◆ **REQUIREMENTS**:
Using the data below, gather each line that includes the word "chickpeas".

-- Start of EXERCISE INPUT --

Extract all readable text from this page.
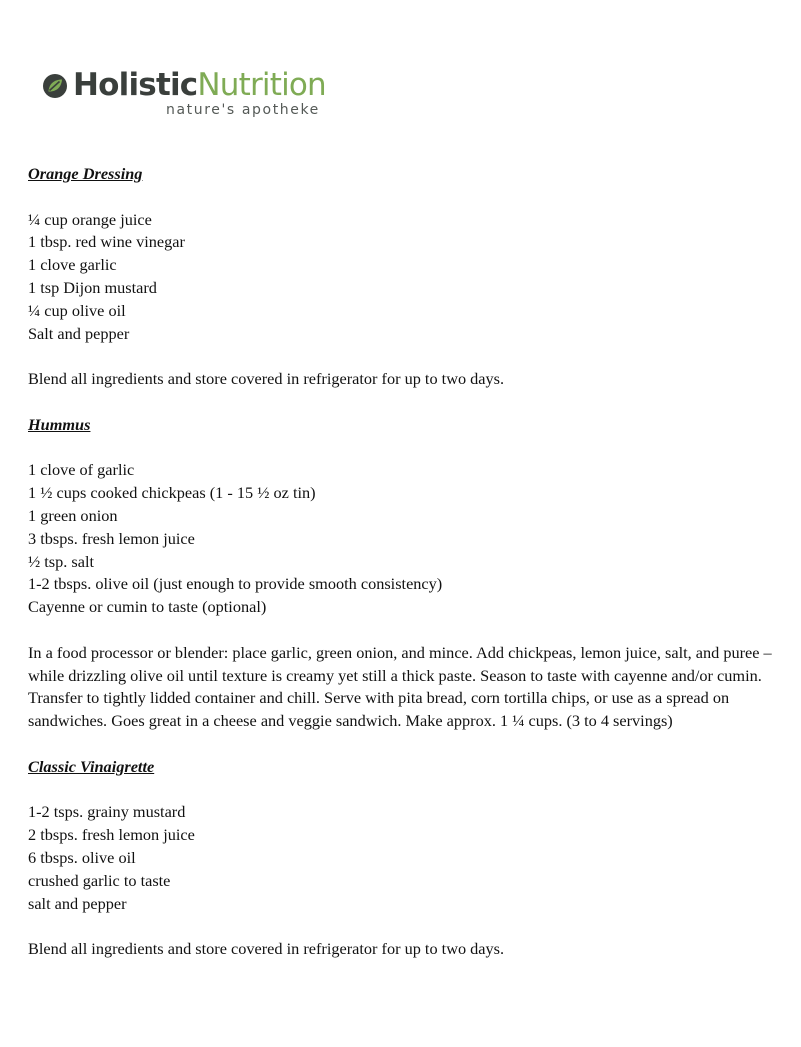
HolisticNutrition
nature's apotheke
Orange Dressing
¼ cup orange juice
1 tbsp. red wine vinegar
1 clove garlic
1 tsp Dijon mustard
¼ cup olive oil
Salt and pepper
Blend all ingredients and store covered in refrigerator for up to two days.
Hummus
1 clove of garlic
1 ½ cups cooked chickpeas (1 - 15 ½ oz tin)
1 green onion
3 tbsps. fresh lemon juice
½ tsp. salt
1-2 tbsps. olive oil (just enough to provide smooth consistency)
Cayenne or cumin to taste (optional)
In a food processor or blender: place garlic, green onion, and mince. Add chickpeas, lemon juice, salt, and puree – while drizzling olive oil until texture is creamy yet still a thick paste. Season to taste with cayenne and/or cumin. Transfer to tightly lidded container and chill. Serve with pita bread, corn tortilla chips, or use as a spread on sandwiches. Goes great in a cheese and veggie sandwich. Make approx. 1 ¼ cups. (3 to 4 servings)
Classic Vinaigrette
1-2 tsps. grainy mustard
2 tbsps. fresh lemon juice
6 tbsps. olive oil
crushed garlic to taste
salt and pepper
Blend all ingredients and store covered in refrigerator for up to two days.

-- End of EXERCISE INPUT --

◆ **SOLUTION FOR THIS TASK**:
1 ½ cups cooked chickpeas (1 - 15 ½ oz tin)
In a food processor or blender: place garlic, green onion, and mince. Add chickpeas, lemon juice, salt, and puree – while drizzling olive oil until texture is creamy yet still a thick paste. Season to taste with cayenne and/or cumin. Transfer to tightly lidded container and chill. Serve with pita bread, corn tortilla chips, or use as a spread on sandwiches. Goes great in a cheese and veggie sandwich. Make approx. 1 ¼ cups. (3 to 4 servings)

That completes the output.